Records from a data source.
+--
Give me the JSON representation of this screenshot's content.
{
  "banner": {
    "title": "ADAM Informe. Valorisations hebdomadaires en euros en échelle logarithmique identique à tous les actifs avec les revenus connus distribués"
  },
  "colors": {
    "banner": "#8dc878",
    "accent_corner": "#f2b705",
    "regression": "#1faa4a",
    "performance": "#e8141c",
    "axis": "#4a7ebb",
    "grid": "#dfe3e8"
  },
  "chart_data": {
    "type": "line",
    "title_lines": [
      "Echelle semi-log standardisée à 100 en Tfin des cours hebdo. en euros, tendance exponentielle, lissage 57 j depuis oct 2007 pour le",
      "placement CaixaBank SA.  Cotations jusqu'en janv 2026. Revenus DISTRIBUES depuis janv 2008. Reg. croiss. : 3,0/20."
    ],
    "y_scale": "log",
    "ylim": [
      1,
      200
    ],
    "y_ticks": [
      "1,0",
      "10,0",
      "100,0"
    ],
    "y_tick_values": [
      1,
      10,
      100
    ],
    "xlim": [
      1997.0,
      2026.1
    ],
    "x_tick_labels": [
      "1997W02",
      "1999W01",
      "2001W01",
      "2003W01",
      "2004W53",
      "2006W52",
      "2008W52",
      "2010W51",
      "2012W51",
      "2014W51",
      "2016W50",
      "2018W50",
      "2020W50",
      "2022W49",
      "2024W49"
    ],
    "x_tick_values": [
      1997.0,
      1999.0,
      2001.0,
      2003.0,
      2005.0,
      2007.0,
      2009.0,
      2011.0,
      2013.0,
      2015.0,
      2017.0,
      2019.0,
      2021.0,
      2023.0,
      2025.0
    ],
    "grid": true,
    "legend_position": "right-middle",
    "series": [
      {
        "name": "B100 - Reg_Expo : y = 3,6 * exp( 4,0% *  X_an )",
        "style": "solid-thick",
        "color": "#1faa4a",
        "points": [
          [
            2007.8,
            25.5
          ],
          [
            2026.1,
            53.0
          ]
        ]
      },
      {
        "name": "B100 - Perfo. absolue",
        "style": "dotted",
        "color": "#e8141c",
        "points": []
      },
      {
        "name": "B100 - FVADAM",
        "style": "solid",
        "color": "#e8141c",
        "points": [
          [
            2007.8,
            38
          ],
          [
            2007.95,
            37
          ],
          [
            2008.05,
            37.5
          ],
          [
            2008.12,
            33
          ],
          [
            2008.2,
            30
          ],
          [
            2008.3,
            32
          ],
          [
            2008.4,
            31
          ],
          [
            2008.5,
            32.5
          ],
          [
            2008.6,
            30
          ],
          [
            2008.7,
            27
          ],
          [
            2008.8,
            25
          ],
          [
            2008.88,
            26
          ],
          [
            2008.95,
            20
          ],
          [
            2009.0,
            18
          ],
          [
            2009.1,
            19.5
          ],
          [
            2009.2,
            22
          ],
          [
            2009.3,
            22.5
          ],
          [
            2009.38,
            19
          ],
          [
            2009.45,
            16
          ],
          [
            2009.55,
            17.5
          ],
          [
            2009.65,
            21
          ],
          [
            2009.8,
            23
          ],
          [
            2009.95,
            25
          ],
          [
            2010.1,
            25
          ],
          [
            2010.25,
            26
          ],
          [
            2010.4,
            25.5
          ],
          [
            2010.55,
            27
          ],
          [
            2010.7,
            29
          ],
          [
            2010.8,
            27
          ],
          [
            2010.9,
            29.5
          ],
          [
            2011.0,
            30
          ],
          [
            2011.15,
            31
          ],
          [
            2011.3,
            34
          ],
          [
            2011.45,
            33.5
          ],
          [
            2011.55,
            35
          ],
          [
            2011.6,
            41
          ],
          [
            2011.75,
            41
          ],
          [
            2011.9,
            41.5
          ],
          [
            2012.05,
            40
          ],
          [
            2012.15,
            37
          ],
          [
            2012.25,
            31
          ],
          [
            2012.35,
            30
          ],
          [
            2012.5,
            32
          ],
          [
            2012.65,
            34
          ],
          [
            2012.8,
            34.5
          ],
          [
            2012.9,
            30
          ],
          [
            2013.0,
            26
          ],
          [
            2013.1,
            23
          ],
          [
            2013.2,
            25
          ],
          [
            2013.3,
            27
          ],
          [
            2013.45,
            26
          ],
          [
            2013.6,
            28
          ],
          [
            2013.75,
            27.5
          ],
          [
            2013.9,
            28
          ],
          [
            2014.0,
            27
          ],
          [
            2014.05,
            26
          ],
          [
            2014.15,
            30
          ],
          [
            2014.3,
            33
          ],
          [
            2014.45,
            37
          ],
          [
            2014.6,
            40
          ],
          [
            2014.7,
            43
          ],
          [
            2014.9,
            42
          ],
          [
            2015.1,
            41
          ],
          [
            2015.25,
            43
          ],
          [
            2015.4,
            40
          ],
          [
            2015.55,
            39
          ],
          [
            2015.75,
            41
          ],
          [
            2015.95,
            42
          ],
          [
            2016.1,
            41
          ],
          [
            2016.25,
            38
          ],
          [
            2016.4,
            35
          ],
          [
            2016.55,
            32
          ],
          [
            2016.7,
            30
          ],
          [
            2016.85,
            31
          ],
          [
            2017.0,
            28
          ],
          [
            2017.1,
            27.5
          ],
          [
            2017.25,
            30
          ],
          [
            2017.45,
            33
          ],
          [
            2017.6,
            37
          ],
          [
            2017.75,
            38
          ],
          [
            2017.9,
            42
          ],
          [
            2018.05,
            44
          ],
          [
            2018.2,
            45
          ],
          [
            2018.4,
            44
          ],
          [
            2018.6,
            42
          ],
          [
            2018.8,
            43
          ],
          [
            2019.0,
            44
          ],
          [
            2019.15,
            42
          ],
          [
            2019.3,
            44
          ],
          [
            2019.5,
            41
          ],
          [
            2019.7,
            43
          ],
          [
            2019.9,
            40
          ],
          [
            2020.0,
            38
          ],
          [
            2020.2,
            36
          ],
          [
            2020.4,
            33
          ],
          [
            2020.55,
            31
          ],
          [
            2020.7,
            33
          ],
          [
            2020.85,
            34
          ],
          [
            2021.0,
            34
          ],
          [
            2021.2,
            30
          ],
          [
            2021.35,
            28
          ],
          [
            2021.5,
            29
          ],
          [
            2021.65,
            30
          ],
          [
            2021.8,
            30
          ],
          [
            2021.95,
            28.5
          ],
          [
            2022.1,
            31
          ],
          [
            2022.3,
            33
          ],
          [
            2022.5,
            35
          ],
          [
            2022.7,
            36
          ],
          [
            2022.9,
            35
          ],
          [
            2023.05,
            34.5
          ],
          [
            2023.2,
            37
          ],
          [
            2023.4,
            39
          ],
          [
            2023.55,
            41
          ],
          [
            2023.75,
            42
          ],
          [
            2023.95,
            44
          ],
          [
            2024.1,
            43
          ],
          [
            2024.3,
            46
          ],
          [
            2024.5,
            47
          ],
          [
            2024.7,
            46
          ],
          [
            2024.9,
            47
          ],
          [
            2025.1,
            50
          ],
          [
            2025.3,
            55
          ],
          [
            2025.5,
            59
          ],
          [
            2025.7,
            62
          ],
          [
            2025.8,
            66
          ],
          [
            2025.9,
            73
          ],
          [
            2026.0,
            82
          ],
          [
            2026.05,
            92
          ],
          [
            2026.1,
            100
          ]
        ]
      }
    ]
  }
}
+--
EXERCISE.
Go through the entries above and copy every line containing "style".

COMPLETE ANSWER.
        "style": "solid-thick",
        "style": "dotted",
        "style": "solid",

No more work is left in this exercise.